» The request
Search the data below for "tostring"; list each line that holds it.
━━━ Records to use ━━━
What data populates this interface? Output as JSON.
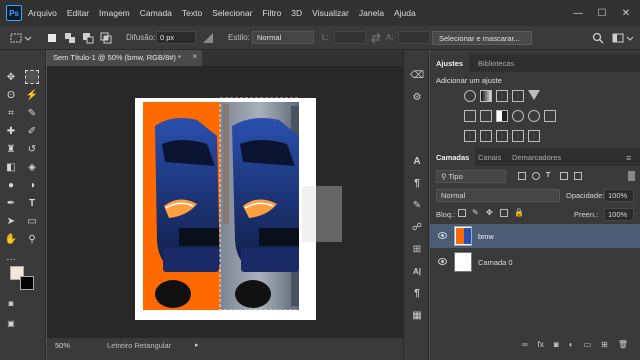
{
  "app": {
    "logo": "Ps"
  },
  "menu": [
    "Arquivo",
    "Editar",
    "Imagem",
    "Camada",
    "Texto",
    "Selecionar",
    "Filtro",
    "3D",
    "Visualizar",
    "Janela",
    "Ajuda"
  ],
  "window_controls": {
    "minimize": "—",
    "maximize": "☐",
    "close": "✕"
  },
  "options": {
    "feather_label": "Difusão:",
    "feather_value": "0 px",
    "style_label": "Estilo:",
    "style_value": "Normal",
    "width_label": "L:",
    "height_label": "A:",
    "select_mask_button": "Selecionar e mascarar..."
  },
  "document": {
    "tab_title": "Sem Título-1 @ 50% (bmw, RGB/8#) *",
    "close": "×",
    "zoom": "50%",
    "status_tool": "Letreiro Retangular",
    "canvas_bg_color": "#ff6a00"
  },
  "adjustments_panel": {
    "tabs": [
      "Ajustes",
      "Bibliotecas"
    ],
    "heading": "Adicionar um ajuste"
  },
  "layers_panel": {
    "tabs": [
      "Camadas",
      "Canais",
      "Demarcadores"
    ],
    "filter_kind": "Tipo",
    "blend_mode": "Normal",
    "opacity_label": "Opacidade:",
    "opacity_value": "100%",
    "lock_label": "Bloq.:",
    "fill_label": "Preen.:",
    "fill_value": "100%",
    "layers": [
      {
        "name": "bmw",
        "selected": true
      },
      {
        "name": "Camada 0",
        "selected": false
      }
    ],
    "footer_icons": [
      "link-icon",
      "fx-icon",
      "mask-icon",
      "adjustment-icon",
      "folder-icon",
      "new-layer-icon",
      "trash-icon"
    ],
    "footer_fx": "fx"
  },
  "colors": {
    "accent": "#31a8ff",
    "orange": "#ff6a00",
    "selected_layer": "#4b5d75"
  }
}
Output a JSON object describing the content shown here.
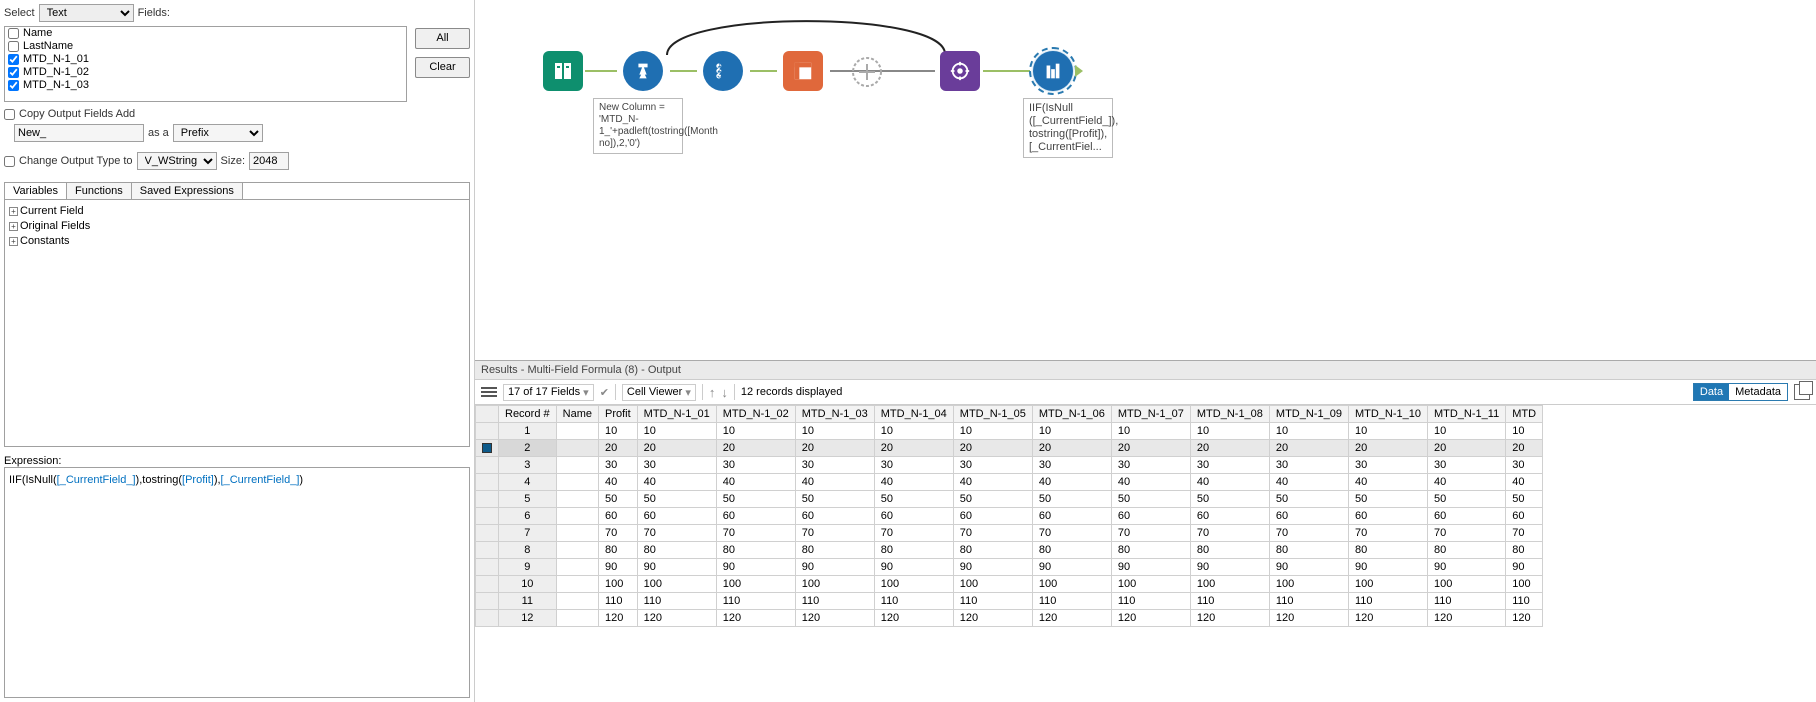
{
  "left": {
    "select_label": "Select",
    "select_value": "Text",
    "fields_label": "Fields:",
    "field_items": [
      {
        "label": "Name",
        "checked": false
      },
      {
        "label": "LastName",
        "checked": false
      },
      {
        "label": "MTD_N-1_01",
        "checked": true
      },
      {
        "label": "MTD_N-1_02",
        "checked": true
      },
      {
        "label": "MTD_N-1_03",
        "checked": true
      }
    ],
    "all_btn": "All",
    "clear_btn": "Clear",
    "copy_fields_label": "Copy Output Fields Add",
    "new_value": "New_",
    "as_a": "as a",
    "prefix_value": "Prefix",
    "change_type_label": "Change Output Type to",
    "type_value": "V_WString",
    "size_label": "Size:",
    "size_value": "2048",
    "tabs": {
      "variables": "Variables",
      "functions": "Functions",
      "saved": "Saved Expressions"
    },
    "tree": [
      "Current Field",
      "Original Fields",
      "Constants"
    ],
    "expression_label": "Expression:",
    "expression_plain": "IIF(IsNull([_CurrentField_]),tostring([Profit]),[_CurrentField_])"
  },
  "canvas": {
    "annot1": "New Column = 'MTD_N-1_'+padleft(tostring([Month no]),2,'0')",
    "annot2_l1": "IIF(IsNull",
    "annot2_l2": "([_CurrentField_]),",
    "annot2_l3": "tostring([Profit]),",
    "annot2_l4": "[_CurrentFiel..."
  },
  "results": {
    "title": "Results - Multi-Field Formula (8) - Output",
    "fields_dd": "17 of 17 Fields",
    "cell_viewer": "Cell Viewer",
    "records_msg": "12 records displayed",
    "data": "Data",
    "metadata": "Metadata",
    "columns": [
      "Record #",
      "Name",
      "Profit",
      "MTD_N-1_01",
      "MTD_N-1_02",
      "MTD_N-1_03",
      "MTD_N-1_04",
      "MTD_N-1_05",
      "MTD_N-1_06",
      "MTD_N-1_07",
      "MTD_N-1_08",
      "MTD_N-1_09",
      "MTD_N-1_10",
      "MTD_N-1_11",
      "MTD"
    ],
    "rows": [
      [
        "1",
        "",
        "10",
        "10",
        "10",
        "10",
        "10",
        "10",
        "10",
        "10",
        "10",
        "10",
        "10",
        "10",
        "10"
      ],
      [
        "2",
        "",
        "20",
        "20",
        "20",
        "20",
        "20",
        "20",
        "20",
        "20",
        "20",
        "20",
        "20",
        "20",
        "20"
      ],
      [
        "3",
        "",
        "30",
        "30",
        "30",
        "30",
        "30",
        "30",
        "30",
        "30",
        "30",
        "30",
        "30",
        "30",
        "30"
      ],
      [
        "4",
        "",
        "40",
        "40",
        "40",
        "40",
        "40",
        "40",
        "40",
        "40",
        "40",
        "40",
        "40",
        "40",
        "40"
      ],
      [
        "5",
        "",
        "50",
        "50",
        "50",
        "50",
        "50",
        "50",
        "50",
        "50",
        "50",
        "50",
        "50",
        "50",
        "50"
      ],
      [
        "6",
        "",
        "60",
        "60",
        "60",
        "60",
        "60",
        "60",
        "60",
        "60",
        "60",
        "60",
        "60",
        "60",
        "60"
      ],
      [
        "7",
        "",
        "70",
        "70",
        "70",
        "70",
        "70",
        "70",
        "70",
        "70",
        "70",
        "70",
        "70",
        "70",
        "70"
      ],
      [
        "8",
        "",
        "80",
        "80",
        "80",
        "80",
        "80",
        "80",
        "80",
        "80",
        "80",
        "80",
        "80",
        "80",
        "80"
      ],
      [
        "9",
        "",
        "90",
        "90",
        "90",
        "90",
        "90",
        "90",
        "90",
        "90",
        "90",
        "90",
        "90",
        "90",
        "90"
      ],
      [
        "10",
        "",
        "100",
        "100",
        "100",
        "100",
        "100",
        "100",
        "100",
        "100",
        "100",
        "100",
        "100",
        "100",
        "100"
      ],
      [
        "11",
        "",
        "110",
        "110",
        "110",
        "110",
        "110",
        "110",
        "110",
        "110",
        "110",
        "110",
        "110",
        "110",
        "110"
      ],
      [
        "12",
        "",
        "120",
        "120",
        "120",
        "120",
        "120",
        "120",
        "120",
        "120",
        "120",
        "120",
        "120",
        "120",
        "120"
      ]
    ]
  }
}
━━━
━━━ Records to use ━━━
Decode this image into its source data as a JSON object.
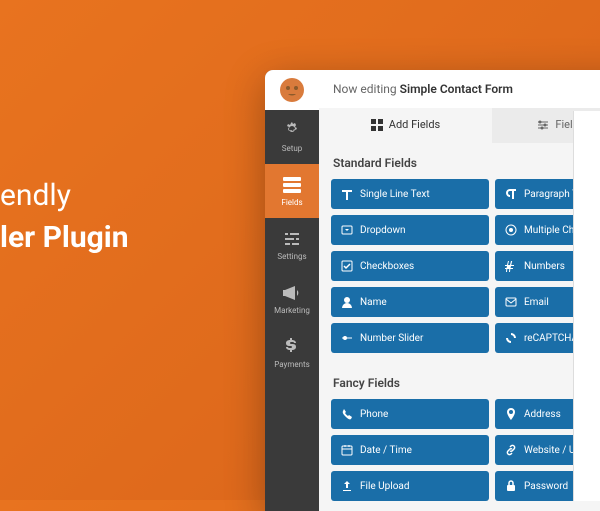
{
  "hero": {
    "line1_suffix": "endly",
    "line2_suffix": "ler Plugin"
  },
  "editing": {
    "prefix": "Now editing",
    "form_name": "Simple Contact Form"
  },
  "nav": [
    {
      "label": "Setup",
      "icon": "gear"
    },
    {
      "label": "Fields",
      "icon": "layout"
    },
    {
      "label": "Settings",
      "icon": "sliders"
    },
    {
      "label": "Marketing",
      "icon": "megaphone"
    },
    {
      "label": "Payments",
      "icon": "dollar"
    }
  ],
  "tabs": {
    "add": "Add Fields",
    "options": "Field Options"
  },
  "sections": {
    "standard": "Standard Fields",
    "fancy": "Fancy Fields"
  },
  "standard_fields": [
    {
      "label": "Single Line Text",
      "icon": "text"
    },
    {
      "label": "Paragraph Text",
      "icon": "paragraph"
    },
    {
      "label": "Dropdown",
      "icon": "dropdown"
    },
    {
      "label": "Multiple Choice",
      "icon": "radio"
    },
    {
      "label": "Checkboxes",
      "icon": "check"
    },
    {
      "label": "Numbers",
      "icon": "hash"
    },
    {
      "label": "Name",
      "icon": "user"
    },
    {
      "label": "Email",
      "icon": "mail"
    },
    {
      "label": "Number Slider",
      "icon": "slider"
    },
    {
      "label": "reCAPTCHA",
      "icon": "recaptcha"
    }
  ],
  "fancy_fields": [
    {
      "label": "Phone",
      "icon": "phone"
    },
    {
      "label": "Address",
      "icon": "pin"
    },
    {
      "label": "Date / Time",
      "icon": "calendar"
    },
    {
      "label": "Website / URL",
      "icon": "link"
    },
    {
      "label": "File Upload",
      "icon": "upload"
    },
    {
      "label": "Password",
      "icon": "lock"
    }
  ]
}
━━━
━━━ Records to use ━━━
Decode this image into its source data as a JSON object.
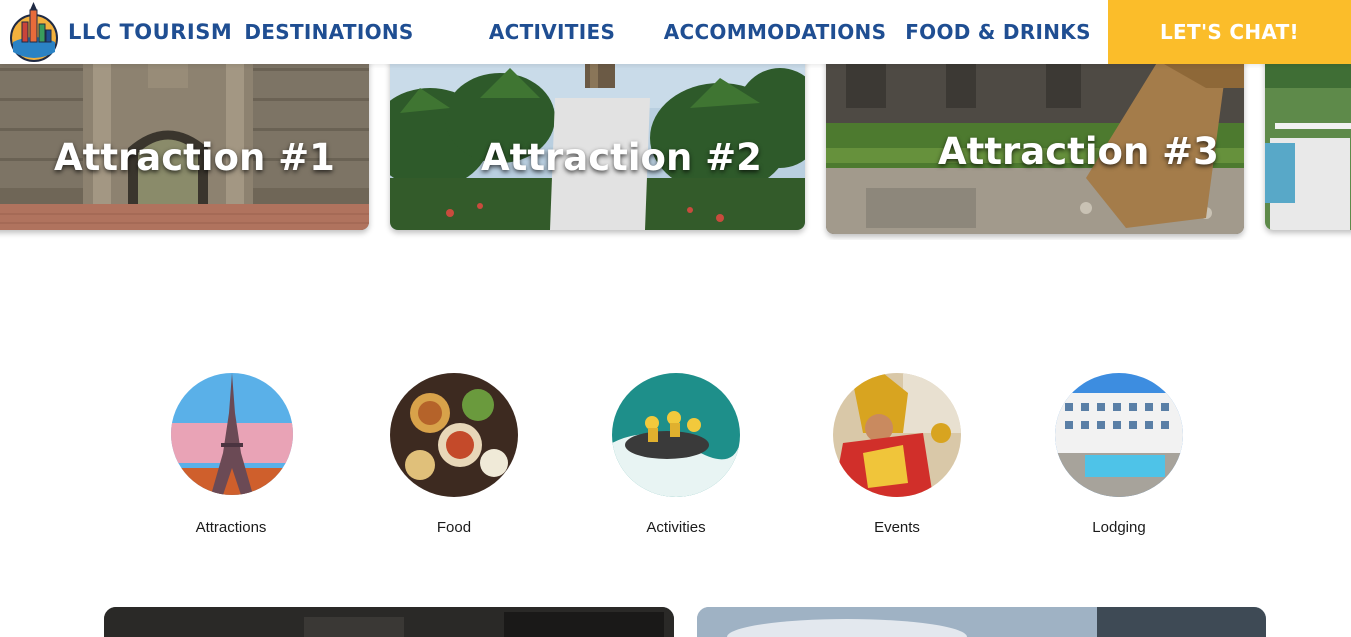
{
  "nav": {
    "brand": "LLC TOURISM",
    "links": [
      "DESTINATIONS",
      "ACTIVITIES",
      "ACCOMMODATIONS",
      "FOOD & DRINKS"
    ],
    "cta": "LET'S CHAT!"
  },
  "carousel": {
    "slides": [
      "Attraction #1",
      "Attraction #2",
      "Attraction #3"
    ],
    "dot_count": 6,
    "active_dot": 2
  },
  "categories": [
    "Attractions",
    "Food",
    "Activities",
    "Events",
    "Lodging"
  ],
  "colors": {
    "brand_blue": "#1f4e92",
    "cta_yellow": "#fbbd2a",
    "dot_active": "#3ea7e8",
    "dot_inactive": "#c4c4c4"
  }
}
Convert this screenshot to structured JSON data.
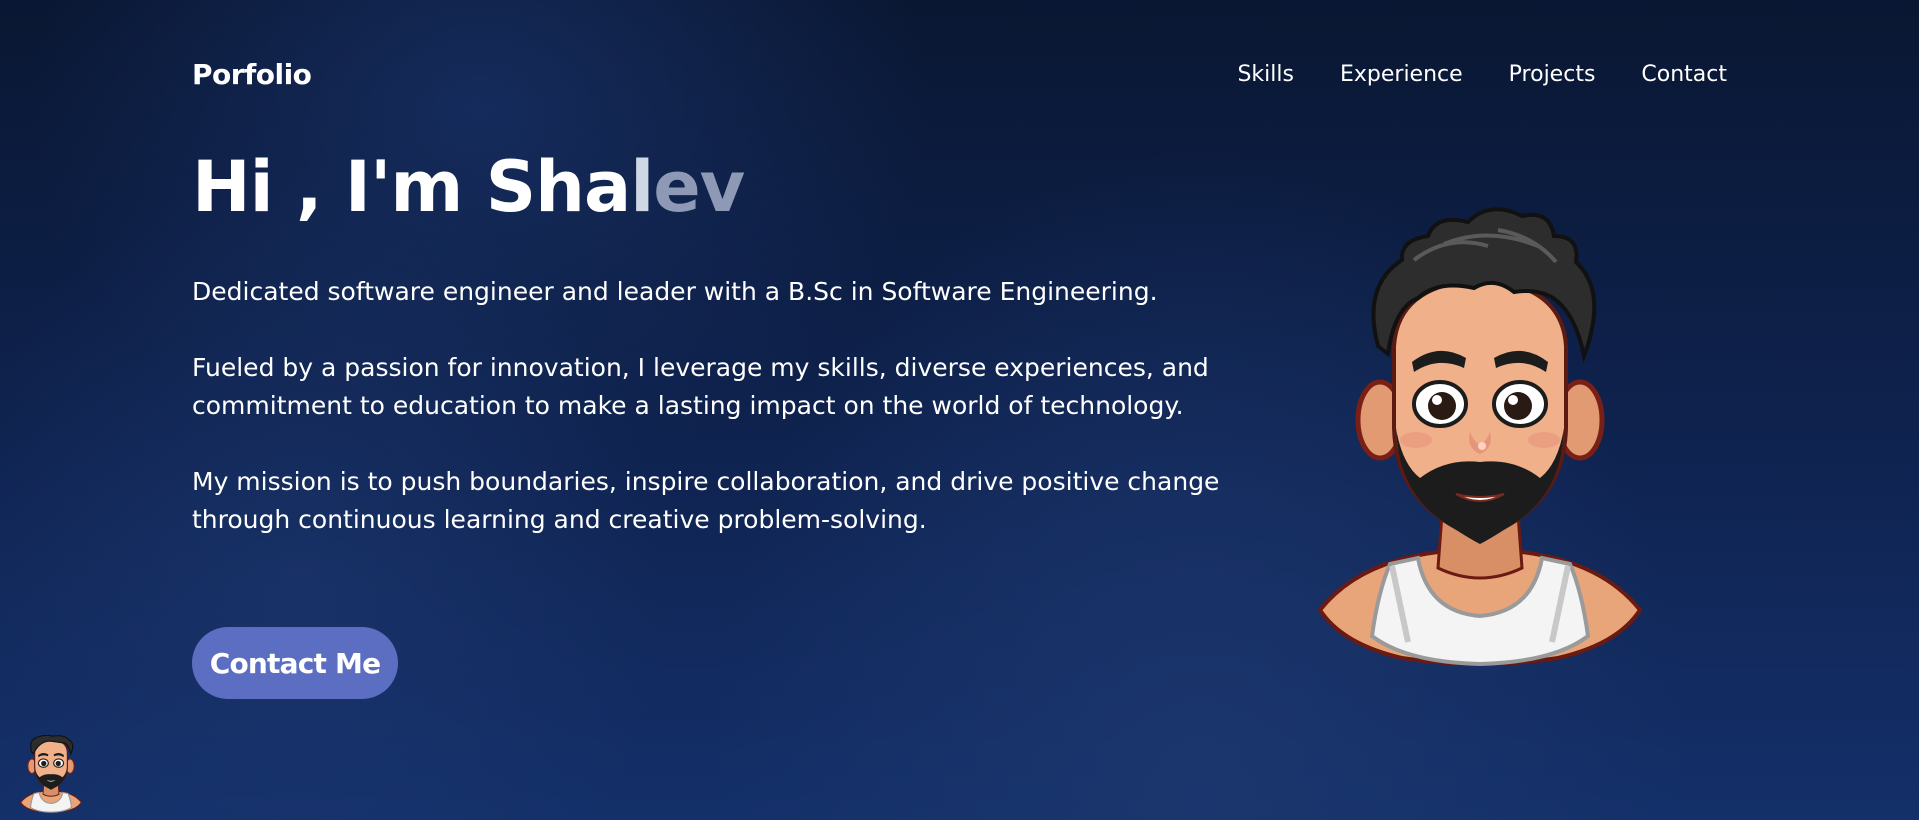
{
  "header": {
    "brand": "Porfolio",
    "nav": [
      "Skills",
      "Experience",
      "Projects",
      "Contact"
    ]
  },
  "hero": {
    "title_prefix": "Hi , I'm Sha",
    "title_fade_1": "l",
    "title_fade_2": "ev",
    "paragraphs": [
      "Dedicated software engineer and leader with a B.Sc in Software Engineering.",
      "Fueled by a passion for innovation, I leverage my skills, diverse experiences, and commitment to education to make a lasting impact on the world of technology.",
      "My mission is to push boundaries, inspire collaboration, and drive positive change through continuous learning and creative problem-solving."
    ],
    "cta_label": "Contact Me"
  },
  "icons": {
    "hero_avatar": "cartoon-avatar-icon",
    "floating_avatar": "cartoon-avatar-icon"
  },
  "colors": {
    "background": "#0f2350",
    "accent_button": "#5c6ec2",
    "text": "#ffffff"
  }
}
━━━
» Solution to the exercise
    "expression_plain": "IIF(IsNull([_CurrentField_]),tostring([Profit]),[_CurrentField_])"
    "annot1": "New Column = 'MTD_N-1_'+padleft(tostring([Month no]),2,'0')",
    "annot2_l3": "tostring([Profit]),",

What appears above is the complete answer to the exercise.